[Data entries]
========================================
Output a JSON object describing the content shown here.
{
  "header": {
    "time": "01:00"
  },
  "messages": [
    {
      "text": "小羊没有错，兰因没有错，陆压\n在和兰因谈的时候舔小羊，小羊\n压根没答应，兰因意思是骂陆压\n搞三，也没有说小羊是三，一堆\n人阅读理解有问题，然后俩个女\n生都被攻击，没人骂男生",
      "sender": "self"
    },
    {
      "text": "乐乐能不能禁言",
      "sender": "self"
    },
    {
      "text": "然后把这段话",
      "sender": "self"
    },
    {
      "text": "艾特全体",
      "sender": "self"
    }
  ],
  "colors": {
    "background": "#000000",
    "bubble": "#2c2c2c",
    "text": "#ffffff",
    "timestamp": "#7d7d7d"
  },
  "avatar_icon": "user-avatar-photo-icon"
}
========================================
The problem: Go through the material above line by line and copy it exactly.

The response:
Output a JSON object describing the content shown here.
{
  "header": {
    "time": "01:00"
  },
  "messages": [
    {
      "text": "小羊没有错，兰因没有错，陆压\n在和兰因谈的时候舔小羊，小羊\n压根没答应，兰因意思是骂陆压\n搞三，也没有说小羊是三，一堆\n人阅读理解有问题，然后俩个女\n生都被攻击，没人骂男生",
      "sender": "self"
    },
    {
      "text": "乐乐能不能禁言",
      "sender": "self"
    },
    {
      "text": "然后把这段话",
      "sender": "self"
    },
    {
      "text": "艾特全体",
      "sender": "self"
    }
  ],
  "colors": {
    "background": "#000000",
    "bubble": "#2c2c2c",
    "text": "#ffffff",
    "timestamp": "#7d7d7d"
  },
  "avatar_icon": "user-avatar-photo-icon"
}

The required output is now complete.